Find the lines of data that contain the string "description", then list them.

Collected data entries

-- begin --

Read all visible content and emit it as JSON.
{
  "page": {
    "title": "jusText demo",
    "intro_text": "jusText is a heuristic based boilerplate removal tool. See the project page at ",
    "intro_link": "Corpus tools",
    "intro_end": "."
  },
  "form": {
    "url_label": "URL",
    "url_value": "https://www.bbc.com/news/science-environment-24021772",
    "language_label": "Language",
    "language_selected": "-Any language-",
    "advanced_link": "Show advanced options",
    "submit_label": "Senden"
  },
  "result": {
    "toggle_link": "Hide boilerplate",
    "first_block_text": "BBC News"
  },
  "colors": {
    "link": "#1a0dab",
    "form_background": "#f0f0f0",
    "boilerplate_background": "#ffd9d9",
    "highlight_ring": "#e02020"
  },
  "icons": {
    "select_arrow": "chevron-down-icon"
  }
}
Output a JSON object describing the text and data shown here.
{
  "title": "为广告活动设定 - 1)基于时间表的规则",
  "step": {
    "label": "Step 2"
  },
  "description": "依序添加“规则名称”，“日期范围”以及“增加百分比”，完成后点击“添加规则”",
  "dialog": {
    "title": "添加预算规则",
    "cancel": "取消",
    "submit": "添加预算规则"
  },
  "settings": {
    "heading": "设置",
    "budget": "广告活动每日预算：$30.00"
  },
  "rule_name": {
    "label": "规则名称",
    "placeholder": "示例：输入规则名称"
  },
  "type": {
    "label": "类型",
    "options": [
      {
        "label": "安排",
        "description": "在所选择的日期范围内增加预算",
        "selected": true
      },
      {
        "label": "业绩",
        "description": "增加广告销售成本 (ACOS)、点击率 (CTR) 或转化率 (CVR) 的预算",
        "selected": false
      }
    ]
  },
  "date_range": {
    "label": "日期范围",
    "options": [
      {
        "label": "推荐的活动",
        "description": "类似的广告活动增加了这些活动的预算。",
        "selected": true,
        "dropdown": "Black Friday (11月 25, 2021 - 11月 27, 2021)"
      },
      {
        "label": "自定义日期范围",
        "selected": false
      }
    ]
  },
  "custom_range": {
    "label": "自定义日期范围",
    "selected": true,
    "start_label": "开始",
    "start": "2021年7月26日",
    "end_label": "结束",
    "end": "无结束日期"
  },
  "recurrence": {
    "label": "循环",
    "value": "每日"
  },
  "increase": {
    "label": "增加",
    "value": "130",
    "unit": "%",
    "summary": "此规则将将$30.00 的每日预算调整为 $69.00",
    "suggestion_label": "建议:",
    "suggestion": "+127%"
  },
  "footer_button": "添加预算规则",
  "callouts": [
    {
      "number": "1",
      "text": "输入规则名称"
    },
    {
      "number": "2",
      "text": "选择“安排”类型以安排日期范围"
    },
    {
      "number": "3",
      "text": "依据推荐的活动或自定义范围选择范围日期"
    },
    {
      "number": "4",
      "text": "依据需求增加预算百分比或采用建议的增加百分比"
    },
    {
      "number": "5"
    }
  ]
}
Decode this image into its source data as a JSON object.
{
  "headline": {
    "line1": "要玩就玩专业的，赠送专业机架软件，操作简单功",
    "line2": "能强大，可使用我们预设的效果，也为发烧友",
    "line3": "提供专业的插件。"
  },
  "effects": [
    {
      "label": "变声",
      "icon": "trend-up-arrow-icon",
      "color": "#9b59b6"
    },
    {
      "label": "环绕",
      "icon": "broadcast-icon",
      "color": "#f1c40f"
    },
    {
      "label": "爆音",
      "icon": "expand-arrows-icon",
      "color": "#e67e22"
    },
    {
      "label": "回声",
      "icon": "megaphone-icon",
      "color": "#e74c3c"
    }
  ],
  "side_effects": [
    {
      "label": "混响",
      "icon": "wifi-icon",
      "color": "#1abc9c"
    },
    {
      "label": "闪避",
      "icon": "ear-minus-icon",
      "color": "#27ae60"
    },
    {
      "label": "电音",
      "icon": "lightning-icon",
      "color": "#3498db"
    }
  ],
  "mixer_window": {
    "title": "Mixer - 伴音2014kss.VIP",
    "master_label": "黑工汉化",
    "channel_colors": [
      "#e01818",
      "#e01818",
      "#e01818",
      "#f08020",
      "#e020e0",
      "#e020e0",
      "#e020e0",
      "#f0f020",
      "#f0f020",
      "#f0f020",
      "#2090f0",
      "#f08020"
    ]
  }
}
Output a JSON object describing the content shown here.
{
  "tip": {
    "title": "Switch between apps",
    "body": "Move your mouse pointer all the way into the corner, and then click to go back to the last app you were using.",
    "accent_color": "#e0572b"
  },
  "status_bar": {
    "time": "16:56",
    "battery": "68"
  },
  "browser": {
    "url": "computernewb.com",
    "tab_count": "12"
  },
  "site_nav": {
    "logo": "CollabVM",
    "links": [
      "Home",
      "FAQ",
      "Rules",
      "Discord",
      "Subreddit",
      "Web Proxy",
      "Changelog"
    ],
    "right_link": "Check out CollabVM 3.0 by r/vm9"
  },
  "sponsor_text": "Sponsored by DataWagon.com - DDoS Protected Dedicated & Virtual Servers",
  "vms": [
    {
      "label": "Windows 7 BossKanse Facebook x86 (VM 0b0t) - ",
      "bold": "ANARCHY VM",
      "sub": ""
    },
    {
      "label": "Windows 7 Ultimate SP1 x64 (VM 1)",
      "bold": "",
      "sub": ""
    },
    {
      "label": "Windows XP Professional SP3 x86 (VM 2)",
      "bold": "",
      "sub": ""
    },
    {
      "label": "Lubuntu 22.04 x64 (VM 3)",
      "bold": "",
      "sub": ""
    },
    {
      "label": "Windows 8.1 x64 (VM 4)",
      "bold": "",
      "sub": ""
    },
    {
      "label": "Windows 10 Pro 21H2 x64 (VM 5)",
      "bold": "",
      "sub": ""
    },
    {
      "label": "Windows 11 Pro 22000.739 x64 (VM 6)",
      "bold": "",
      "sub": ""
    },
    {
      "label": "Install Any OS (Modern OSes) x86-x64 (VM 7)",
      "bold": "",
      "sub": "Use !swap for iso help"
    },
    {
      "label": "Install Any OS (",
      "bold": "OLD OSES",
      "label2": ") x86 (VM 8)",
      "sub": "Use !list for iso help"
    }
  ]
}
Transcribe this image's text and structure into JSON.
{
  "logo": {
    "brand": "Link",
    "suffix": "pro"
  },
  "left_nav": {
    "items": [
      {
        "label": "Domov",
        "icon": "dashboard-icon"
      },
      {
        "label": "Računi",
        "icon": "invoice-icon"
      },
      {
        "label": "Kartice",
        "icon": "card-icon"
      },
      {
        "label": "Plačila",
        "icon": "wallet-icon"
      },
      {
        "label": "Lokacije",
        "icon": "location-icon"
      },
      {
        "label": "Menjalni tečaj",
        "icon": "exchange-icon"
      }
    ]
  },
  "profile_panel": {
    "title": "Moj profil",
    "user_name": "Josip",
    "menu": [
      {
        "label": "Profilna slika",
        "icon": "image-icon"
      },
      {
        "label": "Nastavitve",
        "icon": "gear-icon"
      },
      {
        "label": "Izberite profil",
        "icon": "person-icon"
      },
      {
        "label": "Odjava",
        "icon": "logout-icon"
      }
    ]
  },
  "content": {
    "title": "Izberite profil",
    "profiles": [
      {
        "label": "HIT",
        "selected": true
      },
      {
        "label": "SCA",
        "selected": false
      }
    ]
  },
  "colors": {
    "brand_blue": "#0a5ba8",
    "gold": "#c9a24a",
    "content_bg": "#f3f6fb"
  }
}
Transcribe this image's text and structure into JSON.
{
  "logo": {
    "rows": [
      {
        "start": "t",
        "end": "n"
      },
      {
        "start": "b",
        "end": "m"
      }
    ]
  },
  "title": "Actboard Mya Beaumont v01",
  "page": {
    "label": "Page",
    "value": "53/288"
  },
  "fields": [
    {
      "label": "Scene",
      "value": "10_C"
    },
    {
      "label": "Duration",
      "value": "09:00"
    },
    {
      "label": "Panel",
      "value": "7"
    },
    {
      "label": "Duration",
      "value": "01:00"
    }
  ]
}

-- end --

▶ [WRITTEN REPLY]:
  "description": "依序添加“规则名称”，“日期范围”以及“增加百分比”，完成后点击“添加规则”",
        "description": "在所选择的日期范围内增加预算",
        "description": "增加广告销售成本 (ACOS)、点击率 (CTR) 或转化率 (CVR) 的预算",
        "description": "类似的广告活动增加了这些活动的预算。",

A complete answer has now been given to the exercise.